**Task objective:** Copy every line from the data below in which the string "pada" can be found.

[Data extracted from a collection]
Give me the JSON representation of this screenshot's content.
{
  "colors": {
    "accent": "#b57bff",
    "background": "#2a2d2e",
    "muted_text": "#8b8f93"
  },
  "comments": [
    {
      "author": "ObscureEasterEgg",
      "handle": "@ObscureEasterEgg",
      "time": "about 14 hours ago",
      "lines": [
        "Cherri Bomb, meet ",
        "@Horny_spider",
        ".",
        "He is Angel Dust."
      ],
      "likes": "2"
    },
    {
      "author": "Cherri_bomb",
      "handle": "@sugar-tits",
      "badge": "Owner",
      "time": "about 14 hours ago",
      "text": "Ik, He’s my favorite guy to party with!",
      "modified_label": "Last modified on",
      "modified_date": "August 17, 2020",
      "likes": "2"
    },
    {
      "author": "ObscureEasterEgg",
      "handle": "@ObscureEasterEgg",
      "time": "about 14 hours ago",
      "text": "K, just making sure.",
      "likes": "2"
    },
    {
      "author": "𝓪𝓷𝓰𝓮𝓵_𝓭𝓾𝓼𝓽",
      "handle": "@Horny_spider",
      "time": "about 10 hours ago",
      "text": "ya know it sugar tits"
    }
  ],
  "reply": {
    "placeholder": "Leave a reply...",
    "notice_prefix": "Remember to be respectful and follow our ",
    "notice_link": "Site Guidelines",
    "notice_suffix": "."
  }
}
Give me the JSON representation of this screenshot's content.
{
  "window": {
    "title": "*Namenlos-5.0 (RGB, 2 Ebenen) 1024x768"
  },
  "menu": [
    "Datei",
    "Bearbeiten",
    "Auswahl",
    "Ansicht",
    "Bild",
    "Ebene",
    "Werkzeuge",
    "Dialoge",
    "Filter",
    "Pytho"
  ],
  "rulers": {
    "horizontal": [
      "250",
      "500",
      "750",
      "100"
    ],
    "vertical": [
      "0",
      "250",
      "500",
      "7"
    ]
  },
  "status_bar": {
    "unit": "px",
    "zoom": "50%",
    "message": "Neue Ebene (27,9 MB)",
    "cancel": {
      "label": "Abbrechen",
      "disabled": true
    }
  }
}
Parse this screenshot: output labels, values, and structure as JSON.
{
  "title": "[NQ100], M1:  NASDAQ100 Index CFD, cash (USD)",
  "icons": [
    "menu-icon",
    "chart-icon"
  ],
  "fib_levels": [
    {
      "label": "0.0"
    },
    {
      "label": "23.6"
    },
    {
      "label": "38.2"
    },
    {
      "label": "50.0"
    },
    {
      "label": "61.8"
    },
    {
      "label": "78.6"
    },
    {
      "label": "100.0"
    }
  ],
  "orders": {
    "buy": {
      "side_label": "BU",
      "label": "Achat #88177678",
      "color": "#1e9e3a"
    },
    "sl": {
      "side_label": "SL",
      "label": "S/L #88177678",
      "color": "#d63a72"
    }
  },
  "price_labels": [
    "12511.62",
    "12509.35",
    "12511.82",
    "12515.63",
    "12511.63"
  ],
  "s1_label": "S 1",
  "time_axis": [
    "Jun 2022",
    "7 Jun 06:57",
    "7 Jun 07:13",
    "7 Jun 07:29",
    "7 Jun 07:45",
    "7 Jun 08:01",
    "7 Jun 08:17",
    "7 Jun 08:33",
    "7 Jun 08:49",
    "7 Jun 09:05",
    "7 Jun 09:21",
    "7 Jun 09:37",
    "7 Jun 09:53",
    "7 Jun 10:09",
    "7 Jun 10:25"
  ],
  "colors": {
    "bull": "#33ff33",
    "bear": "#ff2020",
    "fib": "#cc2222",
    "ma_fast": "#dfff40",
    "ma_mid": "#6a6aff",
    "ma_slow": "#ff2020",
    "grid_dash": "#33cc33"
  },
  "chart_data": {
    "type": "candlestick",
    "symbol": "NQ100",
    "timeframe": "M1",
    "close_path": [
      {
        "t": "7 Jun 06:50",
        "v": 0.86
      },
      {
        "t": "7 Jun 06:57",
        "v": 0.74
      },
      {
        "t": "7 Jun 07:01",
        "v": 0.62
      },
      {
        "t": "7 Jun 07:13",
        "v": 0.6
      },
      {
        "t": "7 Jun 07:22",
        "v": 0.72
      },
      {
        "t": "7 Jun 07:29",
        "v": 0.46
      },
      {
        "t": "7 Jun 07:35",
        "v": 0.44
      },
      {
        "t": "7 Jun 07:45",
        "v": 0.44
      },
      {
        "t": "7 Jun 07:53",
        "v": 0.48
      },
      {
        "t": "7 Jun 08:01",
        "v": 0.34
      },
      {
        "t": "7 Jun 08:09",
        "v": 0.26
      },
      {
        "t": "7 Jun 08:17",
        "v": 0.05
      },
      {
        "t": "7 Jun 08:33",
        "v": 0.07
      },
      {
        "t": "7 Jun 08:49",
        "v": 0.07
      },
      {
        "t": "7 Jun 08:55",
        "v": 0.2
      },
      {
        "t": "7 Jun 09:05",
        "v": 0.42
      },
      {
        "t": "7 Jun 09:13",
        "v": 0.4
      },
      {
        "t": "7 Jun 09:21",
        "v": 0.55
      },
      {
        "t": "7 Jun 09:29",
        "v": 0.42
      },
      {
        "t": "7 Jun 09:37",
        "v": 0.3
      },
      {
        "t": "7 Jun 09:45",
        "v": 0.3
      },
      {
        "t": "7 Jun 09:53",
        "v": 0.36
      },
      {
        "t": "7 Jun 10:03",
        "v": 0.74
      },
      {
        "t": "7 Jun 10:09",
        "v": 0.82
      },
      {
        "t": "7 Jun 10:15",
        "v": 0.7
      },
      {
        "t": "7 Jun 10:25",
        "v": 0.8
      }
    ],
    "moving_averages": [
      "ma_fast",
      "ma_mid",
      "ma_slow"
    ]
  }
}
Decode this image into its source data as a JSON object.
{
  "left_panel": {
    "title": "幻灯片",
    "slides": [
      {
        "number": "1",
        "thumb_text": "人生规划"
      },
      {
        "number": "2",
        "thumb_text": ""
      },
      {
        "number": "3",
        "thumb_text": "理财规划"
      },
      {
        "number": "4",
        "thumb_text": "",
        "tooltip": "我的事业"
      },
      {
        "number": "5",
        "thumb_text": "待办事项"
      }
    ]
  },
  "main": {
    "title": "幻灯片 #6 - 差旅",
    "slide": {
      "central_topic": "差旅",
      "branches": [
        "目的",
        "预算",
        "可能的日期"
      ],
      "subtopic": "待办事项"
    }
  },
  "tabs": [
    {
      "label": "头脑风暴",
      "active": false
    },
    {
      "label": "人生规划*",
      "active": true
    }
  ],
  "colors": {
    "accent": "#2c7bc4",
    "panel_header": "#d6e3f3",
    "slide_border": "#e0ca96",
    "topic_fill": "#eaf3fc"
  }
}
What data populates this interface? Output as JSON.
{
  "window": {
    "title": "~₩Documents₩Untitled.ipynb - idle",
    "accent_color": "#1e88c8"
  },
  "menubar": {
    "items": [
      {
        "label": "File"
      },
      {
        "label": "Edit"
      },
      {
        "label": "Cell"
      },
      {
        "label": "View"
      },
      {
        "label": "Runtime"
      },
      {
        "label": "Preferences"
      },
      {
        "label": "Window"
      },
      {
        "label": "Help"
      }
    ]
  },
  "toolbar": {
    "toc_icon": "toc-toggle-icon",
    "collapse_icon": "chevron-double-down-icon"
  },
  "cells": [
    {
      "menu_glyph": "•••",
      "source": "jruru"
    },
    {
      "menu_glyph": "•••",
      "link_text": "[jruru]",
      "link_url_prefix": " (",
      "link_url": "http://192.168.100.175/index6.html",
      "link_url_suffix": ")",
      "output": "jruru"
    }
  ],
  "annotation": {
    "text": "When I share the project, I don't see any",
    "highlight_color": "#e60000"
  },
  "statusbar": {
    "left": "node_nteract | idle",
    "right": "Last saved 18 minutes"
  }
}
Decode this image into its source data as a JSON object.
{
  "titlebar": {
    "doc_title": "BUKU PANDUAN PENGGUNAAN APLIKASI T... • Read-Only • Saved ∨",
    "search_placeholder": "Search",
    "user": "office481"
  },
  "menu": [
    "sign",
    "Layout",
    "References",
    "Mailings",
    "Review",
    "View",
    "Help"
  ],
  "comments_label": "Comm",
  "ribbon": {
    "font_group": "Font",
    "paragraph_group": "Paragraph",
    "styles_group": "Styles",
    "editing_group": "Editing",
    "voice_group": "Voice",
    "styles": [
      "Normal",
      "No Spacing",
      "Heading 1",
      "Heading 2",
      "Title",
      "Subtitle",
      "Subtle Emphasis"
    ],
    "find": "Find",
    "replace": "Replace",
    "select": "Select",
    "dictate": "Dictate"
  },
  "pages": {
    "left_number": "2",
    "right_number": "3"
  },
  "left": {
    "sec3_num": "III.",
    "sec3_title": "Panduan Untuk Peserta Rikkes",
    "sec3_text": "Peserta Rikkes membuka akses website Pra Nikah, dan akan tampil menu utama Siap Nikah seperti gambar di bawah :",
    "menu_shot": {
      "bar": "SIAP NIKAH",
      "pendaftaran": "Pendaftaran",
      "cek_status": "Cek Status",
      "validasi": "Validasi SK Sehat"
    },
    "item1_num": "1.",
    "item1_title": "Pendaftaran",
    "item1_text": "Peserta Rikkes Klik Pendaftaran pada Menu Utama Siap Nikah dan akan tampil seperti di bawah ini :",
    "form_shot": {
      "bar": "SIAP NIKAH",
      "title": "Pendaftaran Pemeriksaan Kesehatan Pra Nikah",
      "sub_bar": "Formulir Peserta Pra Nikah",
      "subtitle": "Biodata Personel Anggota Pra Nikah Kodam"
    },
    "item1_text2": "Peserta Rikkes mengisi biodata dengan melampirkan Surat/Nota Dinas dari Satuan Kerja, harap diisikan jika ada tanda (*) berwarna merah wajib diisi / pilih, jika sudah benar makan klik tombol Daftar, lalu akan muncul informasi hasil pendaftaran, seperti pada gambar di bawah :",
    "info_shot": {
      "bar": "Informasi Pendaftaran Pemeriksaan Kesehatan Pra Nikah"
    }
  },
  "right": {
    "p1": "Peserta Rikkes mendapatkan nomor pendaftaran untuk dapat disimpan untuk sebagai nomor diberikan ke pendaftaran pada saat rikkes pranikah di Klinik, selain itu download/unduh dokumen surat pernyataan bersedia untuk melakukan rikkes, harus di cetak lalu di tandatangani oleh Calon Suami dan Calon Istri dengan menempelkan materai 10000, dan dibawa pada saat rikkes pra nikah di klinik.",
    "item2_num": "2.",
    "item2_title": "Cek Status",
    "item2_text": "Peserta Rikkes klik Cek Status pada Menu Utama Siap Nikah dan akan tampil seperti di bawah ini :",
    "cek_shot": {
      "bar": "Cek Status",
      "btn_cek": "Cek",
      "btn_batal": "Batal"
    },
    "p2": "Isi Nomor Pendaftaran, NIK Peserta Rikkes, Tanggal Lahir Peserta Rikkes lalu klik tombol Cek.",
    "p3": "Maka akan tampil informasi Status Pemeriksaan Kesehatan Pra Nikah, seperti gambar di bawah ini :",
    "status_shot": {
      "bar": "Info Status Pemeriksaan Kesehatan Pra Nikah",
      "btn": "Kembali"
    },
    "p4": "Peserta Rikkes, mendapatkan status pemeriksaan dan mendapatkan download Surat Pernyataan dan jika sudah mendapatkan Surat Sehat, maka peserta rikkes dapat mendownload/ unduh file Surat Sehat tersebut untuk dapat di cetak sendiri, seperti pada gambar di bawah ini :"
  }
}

**Task response:**
    "item1_text": "Peserta Rikkes Klik Pendaftaran pada Menu Utama Siap Nikah dan akan tampil seperti di bawah ini :",
    "item1_text2": "Peserta Rikkes mengisi biodata dengan melampirkan Surat/Nota Dinas dari Satuan Kerja, harap diisikan jika ada tanda (*) berwarna merah wajib diisi / pilih, jika sudah benar makan klik tombol Daftar, lalu akan muncul informasi hasil pendaftaran, seperti pada gambar di bawah :",
    "p1": "Peserta Rikkes mendapatkan nomor pendaftaran untuk dapat disimpan untuk sebagai nomor diberikan ke pendaftaran pada saat rikkes pranikah di Klinik, selain itu download/unduh dokumen surat pernyataan bersedia untuk melakukan rikkes, harus di cetak lalu di tandatangani oleh Calon Suami dan Calon Istri dengan menempelkan materai 10000, dan dibawa pada saat rikkes pra nikah di klinik.",
    "item2_text": "Peserta Rikkes klik Cek Status pada Menu Utama Siap Nikah dan akan tampil seperti di bawah ini :",
    "p4": "Peserta Rikkes, mendapatkan status pemeriksaan dan mendapatkan download Surat Pernyataan dan jika sudah mendapatkan Surat Sehat, maka peserta rikkes dapat mendownload/ unduh file Surat Sehat tersebut untuk dapat di cetak sendiri, seperti pada gambar di bawah ini :"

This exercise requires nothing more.